▸ **DATASET EXCERPTS**:
........
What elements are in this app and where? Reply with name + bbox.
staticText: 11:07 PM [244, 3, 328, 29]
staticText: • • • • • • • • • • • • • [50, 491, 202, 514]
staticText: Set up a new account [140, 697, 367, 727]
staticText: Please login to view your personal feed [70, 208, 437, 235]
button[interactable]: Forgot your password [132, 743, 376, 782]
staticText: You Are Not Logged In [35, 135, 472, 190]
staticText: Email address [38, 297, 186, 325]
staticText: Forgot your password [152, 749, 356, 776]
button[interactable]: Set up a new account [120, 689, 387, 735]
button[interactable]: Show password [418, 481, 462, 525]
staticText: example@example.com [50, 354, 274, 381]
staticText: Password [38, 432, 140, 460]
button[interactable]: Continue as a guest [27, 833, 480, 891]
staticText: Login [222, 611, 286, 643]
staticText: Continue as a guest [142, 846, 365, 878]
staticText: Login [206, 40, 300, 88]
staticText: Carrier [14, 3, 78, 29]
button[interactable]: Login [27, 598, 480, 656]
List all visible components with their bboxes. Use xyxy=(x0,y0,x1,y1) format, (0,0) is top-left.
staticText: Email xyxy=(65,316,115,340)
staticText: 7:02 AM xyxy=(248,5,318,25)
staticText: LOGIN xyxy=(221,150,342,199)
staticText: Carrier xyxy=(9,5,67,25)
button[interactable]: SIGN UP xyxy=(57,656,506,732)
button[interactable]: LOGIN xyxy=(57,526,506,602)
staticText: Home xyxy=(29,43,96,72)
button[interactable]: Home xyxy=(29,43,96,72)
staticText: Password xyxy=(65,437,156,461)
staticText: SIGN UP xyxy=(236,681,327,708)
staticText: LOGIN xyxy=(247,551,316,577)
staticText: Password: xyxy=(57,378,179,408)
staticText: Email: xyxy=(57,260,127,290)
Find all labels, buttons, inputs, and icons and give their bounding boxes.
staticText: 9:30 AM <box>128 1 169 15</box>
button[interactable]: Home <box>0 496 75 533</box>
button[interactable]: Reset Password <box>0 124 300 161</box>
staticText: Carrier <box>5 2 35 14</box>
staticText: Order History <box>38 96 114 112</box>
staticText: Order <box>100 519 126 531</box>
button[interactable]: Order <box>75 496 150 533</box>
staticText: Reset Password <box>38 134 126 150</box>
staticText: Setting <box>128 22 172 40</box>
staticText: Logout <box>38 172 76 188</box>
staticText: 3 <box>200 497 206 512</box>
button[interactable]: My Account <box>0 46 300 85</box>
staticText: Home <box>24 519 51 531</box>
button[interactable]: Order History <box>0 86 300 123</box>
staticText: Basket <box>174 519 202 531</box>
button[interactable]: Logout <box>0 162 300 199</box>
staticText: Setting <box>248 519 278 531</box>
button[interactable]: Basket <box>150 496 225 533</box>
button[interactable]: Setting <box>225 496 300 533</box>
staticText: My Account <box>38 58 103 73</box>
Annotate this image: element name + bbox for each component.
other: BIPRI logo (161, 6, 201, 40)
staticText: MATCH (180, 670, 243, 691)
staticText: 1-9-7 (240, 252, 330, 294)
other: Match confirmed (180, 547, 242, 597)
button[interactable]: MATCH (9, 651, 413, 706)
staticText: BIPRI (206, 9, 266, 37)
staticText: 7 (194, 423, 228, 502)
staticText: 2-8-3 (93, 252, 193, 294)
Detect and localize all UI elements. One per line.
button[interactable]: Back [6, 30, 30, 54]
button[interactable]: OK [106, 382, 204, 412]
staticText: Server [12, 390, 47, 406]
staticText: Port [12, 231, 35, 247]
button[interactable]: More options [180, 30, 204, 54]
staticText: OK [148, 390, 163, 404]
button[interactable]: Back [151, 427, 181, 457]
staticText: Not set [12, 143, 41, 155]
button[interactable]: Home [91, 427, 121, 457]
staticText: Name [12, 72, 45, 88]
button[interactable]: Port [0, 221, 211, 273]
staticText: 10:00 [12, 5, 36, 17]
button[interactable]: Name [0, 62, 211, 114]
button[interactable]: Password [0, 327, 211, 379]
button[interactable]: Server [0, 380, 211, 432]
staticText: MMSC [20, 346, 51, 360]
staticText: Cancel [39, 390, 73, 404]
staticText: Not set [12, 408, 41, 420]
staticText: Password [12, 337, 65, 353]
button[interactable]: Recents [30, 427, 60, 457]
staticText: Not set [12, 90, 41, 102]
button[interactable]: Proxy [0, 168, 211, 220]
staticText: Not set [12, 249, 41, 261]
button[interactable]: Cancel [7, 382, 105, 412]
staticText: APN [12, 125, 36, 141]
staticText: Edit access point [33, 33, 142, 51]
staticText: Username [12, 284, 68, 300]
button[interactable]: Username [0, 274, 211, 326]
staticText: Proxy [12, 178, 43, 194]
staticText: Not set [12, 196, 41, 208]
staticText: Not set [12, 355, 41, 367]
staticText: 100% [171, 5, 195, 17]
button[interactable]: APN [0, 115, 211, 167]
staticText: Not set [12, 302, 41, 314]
........
Please rewrite all the rows, renaming every "Not set" to "Empty" and leaving everything else unchanged.

What elements are in this app and where? Reply with name + bbox.
staticText: 11:07 PM [244, 3, 328, 29]
staticText: • • • • • • • • • • • • • [50, 491, 202, 514]
staticText: Set up a new account [140, 697, 367, 727]
staticText: Please login to view your personal feed [70, 208, 437, 235]
button[interactable]: Forgot your password [132, 743, 376, 782]
staticText: You Are Not Logged In [35, 135, 472, 190]
staticText: Email address [38, 297, 186, 325]
staticText: Forgot your password [152, 749, 356, 776]
button[interactable]: Set up a new account [120, 689, 387, 735]
button[interactable]: Show password [418, 481, 462, 525]
staticText: example@example.com [50, 354, 274, 381]
staticText: Password [38, 432, 140, 460]
button[interactable]: Continue as a guest [27, 833, 480, 891]
staticText: Login [222, 611, 286, 643]
staticText: Continue as a guest [142, 846, 365, 878]
staticText: Login [206, 40, 300, 88]
staticText: Carrier [14, 3, 78, 29]
button[interactable]: Login [27, 598, 480, 656]
List all visible components with their bboxes. Use xyxy=(x0,y0,x1,y1) format, (0,0) is top-left.
staticText: Email xyxy=(65,316,115,340)
staticText: 7:02 AM xyxy=(248,5,318,25)
staticText: LOGIN xyxy=(221,150,342,199)
staticText: Carrier xyxy=(9,5,67,25)
button[interactable]: SIGN UP xyxy=(57,656,506,732)
button[interactable]: LOGIN xyxy=(57,526,506,602)
staticText: Home xyxy=(29,43,96,72)
button[interactable]: Home xyxy=(29,43,96,72)
staticText: Password xyxy=(65,437,156,461)
staticText: SIGN UP xyxy=(236,681,327,708)
staticText: LOGIN xyxy=(247,551,316,577)
staticText: Password: xyxy=(57,378,179,408)
staticText: Email: xyxy=(57,260,127,290)
Find all labels, buttons, inputs, and icons and give their bounding boxes.
staticText: 9:30 AM <box>128 1 169 15</box>
button[interactable]: Home <box>0 496 75 533</box>
button[interactable]: Reset Password <box>0 124 300 161</box>
staticText: Carrier <box>5 2 35 14</box>
staticText: Order History <box>38 96 114 112</box>
staticText: Order <box>100 519 126 531</box>
button[interactable]: Order <box>75 496 150 533</box>
staticText: Reset Password <box>38 134 126 150</box>
staticText: Setting <box>128 22 172 40</box>
staticText: Logout <box>38 172 76 188</box>
staticText: 3 <box>200 497 206 512</box>
button[interactable]: My Account <box>0 46 300 85</box>
staticText: Home <box>24 519 51 531</box>
button[interactable]: Order History <box>0 86 300 123</box>
staticText: Basket <box>174 519 202 531</box>
button[interactable]: Logout <box>0 162 300 199</box>
staticText: Setting <box>248 519 278 531</box>
button[interactable]: Basket <box>150 496 225 533</box>
button[interactable]: Setting <box>225 496 300 533</box>
staticText: My Account <box>38 58 103 73</box>
Annotate this image: element name + bbox for each component.
other: BIPRI logo (161, 6, 201, 40)
staticText: MATCH (180, 670, 243, 691)
staticText: 1-9-7 (240, 252, 330, 294)
other: Match confirmed (180, 547, 242, 597)
button[interactable]: MATCH (9, 651, 413, 706)
staticText: BIPRI (206, 9, 266, 37)
staticText: 7 (194, 423, 228, 502)
staticText: 2-8-3 (93, 252, 193, 294)
Detect and localize all UI elements. One per line.
button[interactable]: Back [6, 30, 30, 54]
button[interactable]: OK [106, 382, 204, 412]
staticText: Server [12, 390, 47, 406]
staticText: Port [12, 231, 35, 247]
button[interactable]: More options [180, 30, 204, 54]
staticText: OK [148, 390, 163, 404]
button[interactable]: Back [151, 427, 181, 457]
staticText: Empty [12, 143, 41, 155]
button[interactable]: Home [91, 427, 121, 457]
staticText: Name [12, 72, 45, 88]
button[interactable]: Port [0, 221, 211, 273]
staticText: 10:00 [12, 5, 36, 17]
button[interactable]: Name [0, 62, 211, 114]
button[interactable]: Password [0, 327, 211, 379]
button[interactable]: Server [0, 380, 211, 432]
staticText: MMSC [20, 346, 51, 360]
staticText: Cancel [39, 390, 73, 404]
staticText: Empty [12, 408, 41, 420]
staticText: Password [12, 337, 65, 353]
button[interactable]: Recents [30, 427, 60, 457]
staticText: Empty [12, 90, 41, 102]
button[interactable]: Proxy [0, 168, 211, 220]
staticText: Empty [12, 249, 41, 261]
button[interactable]: Cancel [7, 382, 105, 412]
staticText: APN [12, 125, 36, 141]
staticText: Edit access point [33, 33, 142, 51]
staticText: Username [12, 284, 68, 300]
button[interactable]: Username [0, 274, 211, 326]
staticText: Proxy [12, 178, 43, 194]
staticText: Empty [12, 196, 41, 208]
staticText: Empty [12, 355, 41, 367]
staticText: 100% [171, 5, 195, 17]
button[interactable]: APN [0, 115, 211, 167]
staticText: Empty [12, 302, 41, 314]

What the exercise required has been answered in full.